SHORT PROBLEM
Retype the material below. Keep every word exactly as it is.

Stored data
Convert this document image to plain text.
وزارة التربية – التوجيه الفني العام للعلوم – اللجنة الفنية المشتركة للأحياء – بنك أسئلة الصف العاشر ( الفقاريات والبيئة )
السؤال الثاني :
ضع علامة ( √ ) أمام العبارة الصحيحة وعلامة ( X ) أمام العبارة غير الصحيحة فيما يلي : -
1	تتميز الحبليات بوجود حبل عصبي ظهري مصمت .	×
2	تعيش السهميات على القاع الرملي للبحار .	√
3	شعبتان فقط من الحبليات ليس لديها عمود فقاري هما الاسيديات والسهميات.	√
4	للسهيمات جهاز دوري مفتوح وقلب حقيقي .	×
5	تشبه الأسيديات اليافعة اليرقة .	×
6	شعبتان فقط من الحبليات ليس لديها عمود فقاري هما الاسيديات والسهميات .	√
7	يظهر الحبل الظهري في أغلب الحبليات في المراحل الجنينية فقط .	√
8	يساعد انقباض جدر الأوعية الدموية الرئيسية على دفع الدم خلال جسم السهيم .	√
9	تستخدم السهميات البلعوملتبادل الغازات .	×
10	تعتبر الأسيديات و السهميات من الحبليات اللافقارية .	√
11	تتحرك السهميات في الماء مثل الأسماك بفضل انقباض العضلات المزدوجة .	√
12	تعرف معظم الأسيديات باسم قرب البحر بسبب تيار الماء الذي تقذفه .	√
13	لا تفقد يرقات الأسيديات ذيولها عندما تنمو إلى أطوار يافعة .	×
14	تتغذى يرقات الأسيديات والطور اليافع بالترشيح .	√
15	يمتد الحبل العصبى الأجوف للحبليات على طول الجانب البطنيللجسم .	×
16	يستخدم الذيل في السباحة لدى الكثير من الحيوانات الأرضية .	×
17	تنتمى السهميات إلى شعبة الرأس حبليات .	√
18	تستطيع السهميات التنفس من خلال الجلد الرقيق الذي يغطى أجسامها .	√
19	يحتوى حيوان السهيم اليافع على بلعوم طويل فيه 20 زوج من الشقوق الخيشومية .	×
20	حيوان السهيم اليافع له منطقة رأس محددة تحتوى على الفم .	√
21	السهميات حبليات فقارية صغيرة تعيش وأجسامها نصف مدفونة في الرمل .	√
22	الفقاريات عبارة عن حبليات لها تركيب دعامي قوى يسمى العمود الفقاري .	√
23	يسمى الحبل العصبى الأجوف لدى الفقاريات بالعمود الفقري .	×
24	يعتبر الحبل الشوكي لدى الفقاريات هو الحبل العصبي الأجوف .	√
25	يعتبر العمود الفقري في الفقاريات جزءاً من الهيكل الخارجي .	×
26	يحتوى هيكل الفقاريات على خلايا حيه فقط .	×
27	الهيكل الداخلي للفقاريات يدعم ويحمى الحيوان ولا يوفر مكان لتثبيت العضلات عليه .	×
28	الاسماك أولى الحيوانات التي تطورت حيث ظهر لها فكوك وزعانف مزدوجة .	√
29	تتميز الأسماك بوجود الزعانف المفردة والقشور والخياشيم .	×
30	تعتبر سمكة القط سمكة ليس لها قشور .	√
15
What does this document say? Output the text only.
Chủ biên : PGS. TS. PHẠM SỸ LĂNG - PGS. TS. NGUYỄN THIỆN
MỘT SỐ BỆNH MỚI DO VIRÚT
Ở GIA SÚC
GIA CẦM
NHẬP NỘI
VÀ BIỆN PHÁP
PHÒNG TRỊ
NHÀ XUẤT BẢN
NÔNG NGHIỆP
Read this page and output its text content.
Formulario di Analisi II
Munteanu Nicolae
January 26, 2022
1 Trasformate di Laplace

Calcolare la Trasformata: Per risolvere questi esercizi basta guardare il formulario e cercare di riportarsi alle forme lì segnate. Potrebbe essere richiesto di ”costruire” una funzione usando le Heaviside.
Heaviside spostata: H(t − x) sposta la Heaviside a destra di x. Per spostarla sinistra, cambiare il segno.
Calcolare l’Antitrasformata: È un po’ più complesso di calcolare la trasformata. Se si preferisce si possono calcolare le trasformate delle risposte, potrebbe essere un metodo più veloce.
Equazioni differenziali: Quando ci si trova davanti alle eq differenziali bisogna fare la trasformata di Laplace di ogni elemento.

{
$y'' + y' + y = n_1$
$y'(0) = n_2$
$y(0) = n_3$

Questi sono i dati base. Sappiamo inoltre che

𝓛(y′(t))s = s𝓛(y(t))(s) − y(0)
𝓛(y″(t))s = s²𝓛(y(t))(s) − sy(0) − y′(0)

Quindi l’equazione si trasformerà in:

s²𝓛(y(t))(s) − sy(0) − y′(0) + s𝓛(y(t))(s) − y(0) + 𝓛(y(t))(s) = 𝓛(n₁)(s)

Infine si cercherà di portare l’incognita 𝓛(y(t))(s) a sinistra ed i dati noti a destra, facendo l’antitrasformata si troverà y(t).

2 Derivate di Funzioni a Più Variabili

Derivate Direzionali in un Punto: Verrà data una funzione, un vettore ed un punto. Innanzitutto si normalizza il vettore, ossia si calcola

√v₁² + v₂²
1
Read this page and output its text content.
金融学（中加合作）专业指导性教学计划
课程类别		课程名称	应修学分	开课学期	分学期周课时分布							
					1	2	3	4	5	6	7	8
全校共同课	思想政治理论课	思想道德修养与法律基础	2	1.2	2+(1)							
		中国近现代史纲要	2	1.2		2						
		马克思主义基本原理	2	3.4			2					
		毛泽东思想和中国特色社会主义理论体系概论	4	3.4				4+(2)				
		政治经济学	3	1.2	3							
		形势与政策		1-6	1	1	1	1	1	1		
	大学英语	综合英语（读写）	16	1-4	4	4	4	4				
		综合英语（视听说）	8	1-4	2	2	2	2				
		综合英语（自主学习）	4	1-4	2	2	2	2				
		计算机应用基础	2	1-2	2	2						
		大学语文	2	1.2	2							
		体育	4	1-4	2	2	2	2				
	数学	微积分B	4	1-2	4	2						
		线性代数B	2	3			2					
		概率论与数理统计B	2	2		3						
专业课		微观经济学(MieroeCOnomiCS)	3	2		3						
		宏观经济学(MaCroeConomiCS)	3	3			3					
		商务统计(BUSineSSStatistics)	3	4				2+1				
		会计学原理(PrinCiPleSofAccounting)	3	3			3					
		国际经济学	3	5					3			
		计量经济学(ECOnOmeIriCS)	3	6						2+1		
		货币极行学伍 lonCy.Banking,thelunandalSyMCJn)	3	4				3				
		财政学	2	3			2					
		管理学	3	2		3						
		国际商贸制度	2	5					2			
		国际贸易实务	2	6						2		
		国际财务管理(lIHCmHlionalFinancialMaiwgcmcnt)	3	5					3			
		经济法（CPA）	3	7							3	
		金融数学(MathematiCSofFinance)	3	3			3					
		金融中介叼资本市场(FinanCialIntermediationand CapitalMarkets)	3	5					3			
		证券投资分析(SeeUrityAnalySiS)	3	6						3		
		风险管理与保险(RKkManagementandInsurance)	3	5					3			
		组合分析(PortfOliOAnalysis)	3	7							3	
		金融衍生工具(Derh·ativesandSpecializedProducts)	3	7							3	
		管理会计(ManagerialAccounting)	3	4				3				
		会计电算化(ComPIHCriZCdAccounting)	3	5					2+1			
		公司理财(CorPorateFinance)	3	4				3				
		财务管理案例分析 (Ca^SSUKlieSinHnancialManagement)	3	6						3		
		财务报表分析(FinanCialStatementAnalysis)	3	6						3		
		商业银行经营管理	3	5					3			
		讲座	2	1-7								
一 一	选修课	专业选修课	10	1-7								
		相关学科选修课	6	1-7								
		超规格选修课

TASK ANSWER
Convert this document image to plain text.
وزارة التربية – التوجيه الفني العام للعلوم – اللجنة الفنية المشتركة للأحياء – بنك أسئلة الصف العاشر ( الفقاريات والبيئة )
السؤال الثاني :
ضع علامة ( √ ) أمام العبارة الصحيحة وعلامة ( X ) أمام العبارة غير الصحيحة فيما يلي : -
1	تتميز الحبليات بوجود حبل عصبي ظهري مصمت .	×
2	تعيش السهميات على القاع الرملي للبحار .	√
3	شعبتان فقط من الحبليات ليس لديها عمود فقاري هما الاسيديات والسهميات.	√
4	للسهيمات جهاز دوري مفتوح وقلب حقيقي .	×
5	تشبه الأسيديات اليافعة اليرقة .	×
6	شعبتان فقط من الحبليات ليس لديها عمود فقاري هما الاسيديات والسهميات .	√
7	يظهر الحبل الظهري في أغلب الحبليات في المراحل الجنينية فقط .	√
8	يساعد انقباض جدر الأوعية الدموية الرئيسية على دفع الدم خلال جسم السهيم .	√
9	تستخدم السهميات البلعوملتبادل الغازات .	×
10	تعتبر الأسيديات و السهميات من الحبليات اللافقارية .	√
11	تتحرك السهميات في الماء مثل الأسماك بفضل انقباض العضلات المزدوجة .	√
12	تعرف معظم الأسيديات باسم قرب البحر بسبب تيار الماء الذي تقذفه .	√
13	لا تفقد يرقات الأسيديات ذيولها عندما تنمو إلى أطوار يافعة .	×
14	تتغذى يرقات الأسيديات والطور اليافع بالترشيح .	√
15	يمتد الحبل العصبى الأجوف للحبليات على طول الجانب البطنيللجسم .	×
16	يستخدم الذيل في السباحة لدى الكثير من الحيوانات الأرضية .	×
17	تنتمى السهميات إلى شعبة الرأس حبليات .	√
18	تستطيع السهميات التنفس من خلال الجلد الرقيق الذي يغطى أجسامها .	√
19	يحتوى حيوان السهيم اليافع على بلعوم طويل فيه 20 زوج من الشقوق الخيشومية .	×
20	حيوان السهيم اليافع له منطقة رأس محددة تحتوى على الفم .	√
21	السهميات حبليات فقارية صغيرة تعيش وأجسامها نصف مدفونة في الرمل .	√
22	الفقاريات عبارة عن حبليات لها تركيب دعامي قوى يسمى العمود الفقاري .	√
23	يسمى الحبل العصبى الأجوف لدى الفقاريات بالعمود الفقري .	×
24	يعتبر الحبل الشوكي لدى الفقاريات هو الحبل العصبي الأجوف .	√
25	يعتبر العمود الفقري في الفقاريات جزءاً من الهيكل الخارجي .	×
26	يحتوى هيكل الفقاريات على خلايا حيه فقط .	×
27	الهيكل الداخلي للفقاريات يدعم ويحمى الحيوان ولا يوفر مكان لتثبيت العضلات عليه .	×
28	الاسماك أولى الحيوانات التي تطورت حيث ظهر لها فكوك وزعانف مزدوجة .	√
29	تتميز الأسماك بوجود الزعانف المفردة والقشور والخياشيم .	×
30	تعتبر سمكة القط سمكة ليس لها قشور .	√
15
What does this document say? Output the text only.
Chủ biên : PGS. TS. PHẠM SỸ LĂNG - PGS. TS. NGUYỄN THIỆN
MỘT SỐ BỆNH MỚI DO VIRÚT
Ở GIA SÚC
GIA CẦM
NHẬP NỘI
VÀ BIỆN PHÁP
PHÒNG TRỊ
NHÀ XUẤT BẢN
NÔNG NGHIỆP
Read this page and output its text content.
Formulario di Analisi II
Munteanu Nicolae
January 26, 2022
1 Trasformate di Laplace

Calcolare la Trasformata: Per risolvere questi esercizi basta guardare il formulario e cercare di riportarsi alle forme lì segnate. Potrebbe essere richiesto di ”costruire” una funzione usando le Heaviside.
Heaviside spostata: H(t − x) sposta la Heaviside a destra di x. Per spostarla sinistra, cambiare il segno.
Calcolare l’Antitrasformata: È un po’ più complesso di calcolare la trasformata. Se si preferisce si possono calcolare le trasformate delle risposte, potrebbe essere un metodo più veloce.
Equazioni differenziali: Quando ci si trova davanti alle eq differenziali bisogna fare la trasformata di Laplace di ogni elemento.

{
$y'' + y' + y = n_1$
$y'(0) = n_2$
$y(0) = n_3$

Questi sono i dati base. Sappiamo inoltre che

𝓛(y′(t))s = s𝓛(y(t))(s) − y(0)
𝓛(y″(t))s = s²𝓛(y(t))(s) − sy(0) − y′(0)

Quindi l’equazione si trasformerà in:

s²𝓛(y(t))(s) − sy(0) − y′(0) + s𝓛(y(t))(s) − y(0) + 𝓛(y(t))(s) = 𝓛(n₁)(s)

Infine si cercherà di portare l’incognita 𝓛(y(t))(s) a sinistra ed i dati noti a destra, facendo l’antitrasformata si troverà y(t).

2 Derivate di Funzioni a Più Variabili

Derivate Direzionali in un Punto: Verrà data una funzione, un vettore ed un punto. Innanzitutto si normalizza il vettore, ossia si calcola

√v₁² + v₂²
1
Read this page and output its text content.
金融学（中加合作）专业指导性教学计划
课程类别		课程名称	应修学分	开课学期	分学期周课时分布							
					1	2	3	4	5	6	7	8
全校共同课	思想政治理论课	思想道德修养与法律基础	2	1.2	2+(1)							
		中国近现代史纲要	2	1.2		2						
		马克思主义基本原理	2	3.4			2					
		毛泽东思想和中国特色社会主义理论体系概论	4	3.4				4+(2)				
		政治经济学	3	1.2	3							
		形势与政策		1-6	1	1	1	1	1	1		
	大学英语	综合英语（读写）	16	1-4	4	4	4	4				
		综合英语（视听说）	8	1-4	2	2	2	2				
		综合英语（自主学习）	4	1-4	2	2	2	2				
		计算机应用基础	2	1-2	2	2						
		大学语文	2	1.2	2							
		体育	4	1-4	2	2	2	2				
	数学	微积分B	4	1-2	4	2						
		线性代数B	2	3			2					
		概率论与数理统计B	2	2		3						
专业课		微观经济学(MieroeCOnomiCS)	3	2		3						
		宏观经济学(MaCroeConomiCS)	3	3			3					
		商务统计(BUSineSSStatistics)	3	4				2+1				
		会计学原理(PrinCiPleSofAccounting)	3	3			3					
		国际经济学	3	5					3			
		计量经济学(ECOnOmeIriCS)	3	6						2+1		
		货币极行学伍 lonCy.Banking,thelunandalSyMCJn)	3	4				3				
		财政学	2	3			2					
		管理学	3	2		3						
		国际商贸制度	2	5					2			
		国际贸易实务	2	6						2		
		国际财务管理(lIHCmHlionalFinancialMaiwgcmcnt)	3	5					3			
		经济法（CPA）	3	7							3	
		金融数学(MathematiCSofFinance)	3	3			3					
		金融中介叼资本市场(FinanCialIntermediationand CapitalMarkets)	3	5					3			
		证券投资分析(SeeUrityAnalySiS)	3	6						3		
		风险管理与保险(RKkManagementandInsurance)	3	5					3			
		组合分析(PortfOliOAnalysis)	3	7							3	
		金融衍生工具(Derh·ativesandSpecializedProducts)	3	7							3	
		管理会计(ManagerialAccounting)	3	4				3				
		会计电算化(ComPIHCriZCdAccounting)	3	5					2+1			
		公司理财(CorPorateFinance)	3	4				3				
		财务管理案例分析 (Ca^SSUKlieSinHnancialManagement)	3	6						3		
		财务报表分析(FinanCialStatementAnalysis)	3	6						3		
		商业银行经营管理	3	5					3			
		讲座	2	1-7								
一 一	选修课	专业选修课	10	1-7								
		相关学科选修课	6	1-7								
		超规格选修课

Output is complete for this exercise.